**REQUIREMENT**
Write the data below out exactly as it stands. Do not include the pictures.
- - -
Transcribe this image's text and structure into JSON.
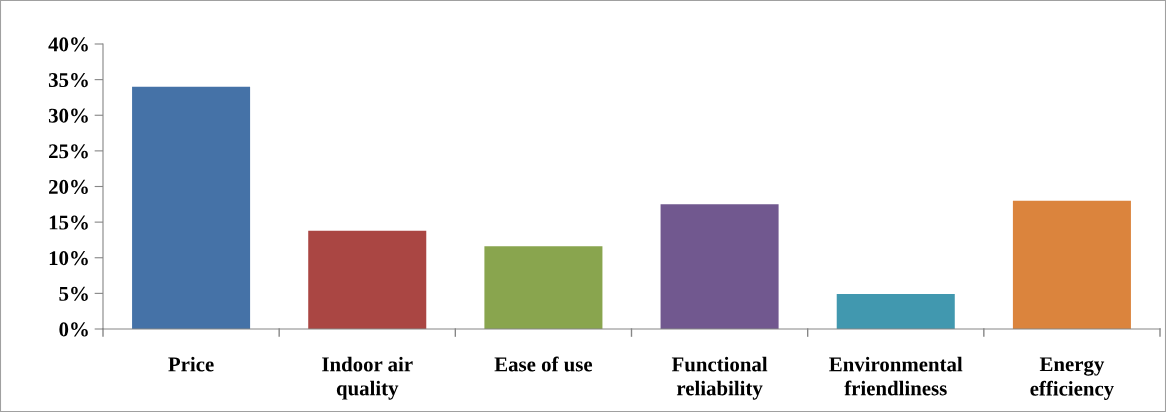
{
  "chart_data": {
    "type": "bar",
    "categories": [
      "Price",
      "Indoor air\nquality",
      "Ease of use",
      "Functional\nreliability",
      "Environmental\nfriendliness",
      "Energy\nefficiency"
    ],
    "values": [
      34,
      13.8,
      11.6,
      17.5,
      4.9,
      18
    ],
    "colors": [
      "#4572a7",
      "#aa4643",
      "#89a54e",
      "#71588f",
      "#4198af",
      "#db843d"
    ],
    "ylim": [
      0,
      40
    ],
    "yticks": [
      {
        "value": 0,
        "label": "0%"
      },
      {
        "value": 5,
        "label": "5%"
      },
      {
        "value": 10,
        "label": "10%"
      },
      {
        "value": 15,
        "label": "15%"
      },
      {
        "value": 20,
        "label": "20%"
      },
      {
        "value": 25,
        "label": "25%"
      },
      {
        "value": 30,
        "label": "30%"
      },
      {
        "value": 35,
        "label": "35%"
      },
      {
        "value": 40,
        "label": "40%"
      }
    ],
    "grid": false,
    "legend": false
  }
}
- - -
**REPLY**
Transcribe this image's text and structure into JSON.
{
  "chart_data": {
    "type": "bar",
    "categories": [
      "Price",
      "Indoor air\nquality",
      "Ease of use",
      "Functional\nreliability",
      "Environmental\nfriendliness",
      "Energy\nefficiency"
    ],
    "values": [
      34,
      13.8,
      11.6,
      17.5,
      4.9,
      18
    ],
    "colors": [
      "#4572a7",
      "#aa4643",
      "#89a54e",
      "#71588f",
      "#4198af",
      "#db843d"
    ],
    "ylim": [
      0,
      40
    ],
    "yticks": [
      {
        "value": 0,
        "label": "0%"
      },
      {
        "value": 5,
        "label": "5%"
      },
      {
        "value": 10,
        "label": "10%"
      },
      {
        "value": 15,
        "label": "15%"
      },
      {
        "value": 20,
        "label": "20%"
      },
      {
        "value": 25,
        "label": "25%"
      },
      {
        "value": 30,
        "label": "30%"
      },
      {
        "value": 35,
        "label": "35%"
      },
      {
        "value": 40,
        "label": "40%"
      }
    ],
    "grid": false,
    "legend": false
  }
}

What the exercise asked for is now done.